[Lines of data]
----------

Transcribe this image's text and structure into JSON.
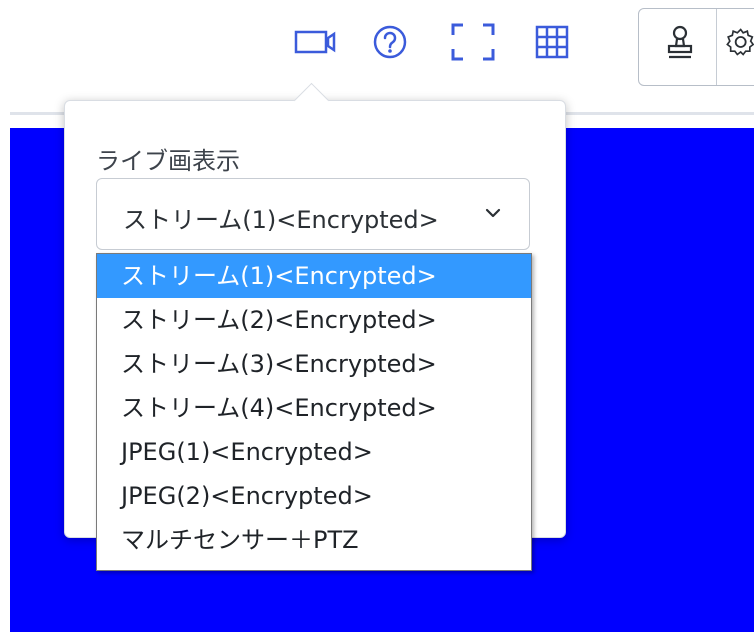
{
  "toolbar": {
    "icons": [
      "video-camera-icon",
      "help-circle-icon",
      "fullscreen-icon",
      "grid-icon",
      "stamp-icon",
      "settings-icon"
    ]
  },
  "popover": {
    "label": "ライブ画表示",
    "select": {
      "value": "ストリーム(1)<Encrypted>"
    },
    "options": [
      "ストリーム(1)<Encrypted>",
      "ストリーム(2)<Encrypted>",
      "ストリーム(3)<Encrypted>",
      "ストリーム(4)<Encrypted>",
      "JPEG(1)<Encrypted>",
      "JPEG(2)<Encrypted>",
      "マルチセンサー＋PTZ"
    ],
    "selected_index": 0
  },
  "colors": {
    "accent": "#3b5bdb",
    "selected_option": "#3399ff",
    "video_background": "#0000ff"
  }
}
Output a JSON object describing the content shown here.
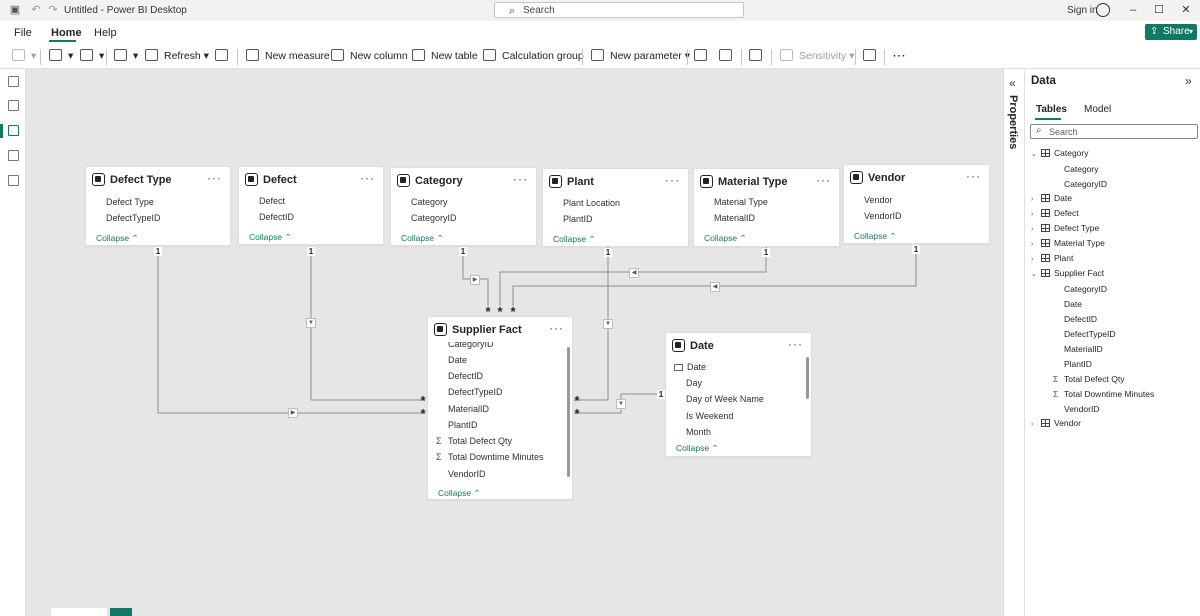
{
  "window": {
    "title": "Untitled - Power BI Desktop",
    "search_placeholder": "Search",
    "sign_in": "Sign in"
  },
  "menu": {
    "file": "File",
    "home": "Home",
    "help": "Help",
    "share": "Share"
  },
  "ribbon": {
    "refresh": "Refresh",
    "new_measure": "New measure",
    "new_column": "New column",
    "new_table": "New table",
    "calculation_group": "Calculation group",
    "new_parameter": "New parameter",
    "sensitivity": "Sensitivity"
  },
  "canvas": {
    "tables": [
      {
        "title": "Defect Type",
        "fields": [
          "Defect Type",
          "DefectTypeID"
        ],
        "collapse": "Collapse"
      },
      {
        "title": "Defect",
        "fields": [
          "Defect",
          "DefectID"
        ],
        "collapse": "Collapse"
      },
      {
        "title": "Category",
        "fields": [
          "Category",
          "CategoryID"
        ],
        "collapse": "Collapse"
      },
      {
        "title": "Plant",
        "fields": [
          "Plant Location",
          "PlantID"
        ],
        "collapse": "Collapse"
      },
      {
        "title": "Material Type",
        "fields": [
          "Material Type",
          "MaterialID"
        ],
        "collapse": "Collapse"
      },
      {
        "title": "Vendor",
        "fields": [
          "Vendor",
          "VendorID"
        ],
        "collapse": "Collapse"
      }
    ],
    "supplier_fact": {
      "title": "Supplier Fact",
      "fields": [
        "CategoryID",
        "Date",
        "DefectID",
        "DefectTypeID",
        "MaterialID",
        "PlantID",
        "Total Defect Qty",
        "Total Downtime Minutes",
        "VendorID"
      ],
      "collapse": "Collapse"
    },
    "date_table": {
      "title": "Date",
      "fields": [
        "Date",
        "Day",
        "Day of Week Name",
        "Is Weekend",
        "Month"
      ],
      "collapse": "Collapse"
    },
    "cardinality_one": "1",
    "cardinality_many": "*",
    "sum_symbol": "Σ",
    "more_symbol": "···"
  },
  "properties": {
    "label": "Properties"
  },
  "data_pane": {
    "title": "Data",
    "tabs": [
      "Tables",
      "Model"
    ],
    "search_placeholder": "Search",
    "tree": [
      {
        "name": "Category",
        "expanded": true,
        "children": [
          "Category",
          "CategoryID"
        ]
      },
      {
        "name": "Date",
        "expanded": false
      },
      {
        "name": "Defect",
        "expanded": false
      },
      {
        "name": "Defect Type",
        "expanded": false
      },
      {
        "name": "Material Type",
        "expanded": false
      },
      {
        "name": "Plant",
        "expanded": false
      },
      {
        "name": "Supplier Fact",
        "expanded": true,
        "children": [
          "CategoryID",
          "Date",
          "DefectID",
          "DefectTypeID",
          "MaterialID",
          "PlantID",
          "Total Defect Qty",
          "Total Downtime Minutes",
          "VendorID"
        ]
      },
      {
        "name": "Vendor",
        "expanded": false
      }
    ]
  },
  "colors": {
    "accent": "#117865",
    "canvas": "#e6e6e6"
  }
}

----------

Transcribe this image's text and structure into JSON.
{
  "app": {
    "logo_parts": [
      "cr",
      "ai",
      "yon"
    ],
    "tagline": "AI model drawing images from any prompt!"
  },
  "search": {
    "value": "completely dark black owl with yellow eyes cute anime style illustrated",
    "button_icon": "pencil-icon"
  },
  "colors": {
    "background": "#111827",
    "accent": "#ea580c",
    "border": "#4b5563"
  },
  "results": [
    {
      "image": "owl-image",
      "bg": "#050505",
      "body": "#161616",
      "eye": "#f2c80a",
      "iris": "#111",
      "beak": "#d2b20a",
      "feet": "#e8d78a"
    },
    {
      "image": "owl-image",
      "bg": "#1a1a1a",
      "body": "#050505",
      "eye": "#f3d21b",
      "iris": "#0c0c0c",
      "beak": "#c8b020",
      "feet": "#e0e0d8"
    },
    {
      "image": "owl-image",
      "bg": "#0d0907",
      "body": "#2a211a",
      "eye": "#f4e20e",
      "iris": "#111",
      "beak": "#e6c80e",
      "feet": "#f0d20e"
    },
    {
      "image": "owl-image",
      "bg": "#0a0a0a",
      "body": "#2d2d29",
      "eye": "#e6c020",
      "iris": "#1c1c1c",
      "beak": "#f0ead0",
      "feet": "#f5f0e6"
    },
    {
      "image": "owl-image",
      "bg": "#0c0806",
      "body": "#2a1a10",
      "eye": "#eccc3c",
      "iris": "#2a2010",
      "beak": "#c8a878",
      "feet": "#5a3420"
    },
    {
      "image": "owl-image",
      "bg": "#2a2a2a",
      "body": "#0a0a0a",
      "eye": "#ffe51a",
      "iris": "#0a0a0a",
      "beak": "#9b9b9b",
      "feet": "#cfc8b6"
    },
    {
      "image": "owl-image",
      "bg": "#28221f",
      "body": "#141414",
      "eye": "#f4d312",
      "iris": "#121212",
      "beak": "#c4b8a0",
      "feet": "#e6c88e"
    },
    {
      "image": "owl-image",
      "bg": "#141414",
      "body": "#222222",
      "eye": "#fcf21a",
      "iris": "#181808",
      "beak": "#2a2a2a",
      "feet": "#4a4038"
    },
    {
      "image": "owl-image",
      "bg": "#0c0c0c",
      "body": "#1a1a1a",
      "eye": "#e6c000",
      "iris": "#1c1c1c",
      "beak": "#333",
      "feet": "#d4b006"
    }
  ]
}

----------

WHAT IS REQUIRED: List the lines of the records where "title" occurs.

FINISHED ANSWER:
    "title": "Untitled - Power BI Desktop",
        "title": "Defect Type",
        "title": "Defect",
        "title": "Category",
        "title": "Plant",
        "title": "Material Type",
        "title": "Vendor",
      "title": "Supplier Fact",
      "title": "Date",
    "title": "Data",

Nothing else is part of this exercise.